Directions for this task —
Make an exact copy of the lines below.

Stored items
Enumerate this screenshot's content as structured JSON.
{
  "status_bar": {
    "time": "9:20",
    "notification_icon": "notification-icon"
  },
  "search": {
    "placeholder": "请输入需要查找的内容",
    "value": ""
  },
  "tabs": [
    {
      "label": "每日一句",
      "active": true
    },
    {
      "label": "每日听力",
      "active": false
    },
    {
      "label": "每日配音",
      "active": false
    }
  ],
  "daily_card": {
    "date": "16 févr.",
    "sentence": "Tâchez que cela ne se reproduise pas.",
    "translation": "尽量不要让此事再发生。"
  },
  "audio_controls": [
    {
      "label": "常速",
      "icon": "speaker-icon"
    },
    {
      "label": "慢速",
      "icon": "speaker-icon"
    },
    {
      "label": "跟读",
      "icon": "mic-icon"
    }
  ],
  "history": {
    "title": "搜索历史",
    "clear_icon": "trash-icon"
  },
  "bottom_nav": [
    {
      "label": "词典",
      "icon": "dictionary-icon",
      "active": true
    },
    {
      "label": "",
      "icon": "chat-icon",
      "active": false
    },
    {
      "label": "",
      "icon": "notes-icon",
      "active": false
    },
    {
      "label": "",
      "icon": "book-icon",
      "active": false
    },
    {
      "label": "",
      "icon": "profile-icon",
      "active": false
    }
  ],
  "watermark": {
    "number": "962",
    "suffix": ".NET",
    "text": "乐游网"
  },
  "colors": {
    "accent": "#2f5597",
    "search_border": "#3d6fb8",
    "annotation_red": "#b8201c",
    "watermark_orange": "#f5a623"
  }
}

Completed task —
Enumerate this screenshot's content as structured JSON.
{
  "status_bar": {
    "time": "9:20",
    "notification_icon": "notification-icon"
  },
  "search": {
    "placeholder": "请输入需要查找的内容",
    "value": ""
  },
  "tabs": [
    {
      "label": "每日一句",
      "active": true
    },
    {
      "label": "每日听力",
      "active": false
    },
    {
      "label": "每日配音",
      "active": false
    }
  ],
  "daily_card": {
    "date": "16 févr.",
    "sentence": "Tâchez que cela ne se reproduise pas.",
    "translation": "尽量不要让此事再发生。"
  },
  "audio_controls": [
    {
      "label": "常速",
      "icon": "speaker-icon"
    },
    {
      "label": "慢速",
      "icon": "speaker-icon"
    },
    {
      "label": "跟读",
      "icon": "mic-icon"
    }
  ],
  "history": {
    "title": "搜索历史",
    "clear_icon": "trash-icon"
  },
  "bottom_nav": [
    {
      "label": "词典",
      "icon": "dictionary-icon",
      "active": true
    },
    {
      "label": "",
      "icon": "chat-icon",
      "active": false
    },
    {
      "label": "",
      "icon": "notes-icon",
      "active": false
    },
    {
      "label": "",
      "icon": "book-icon",
      "active": false
    },
    {
      "label": "",
      "icon": "profile-icon",
      "active": false
    }
  ],
  "watermark": {
    "number": "962",
    "suffix": ".NET",
    "text": "乐游网"
  },
  "colors": {
    "accent": "#2f5597",
    "search_border": "#3d6fb8",
    "annotation_red": "#b8201c",
    "watermark_orange": "#f5a623"
  }
}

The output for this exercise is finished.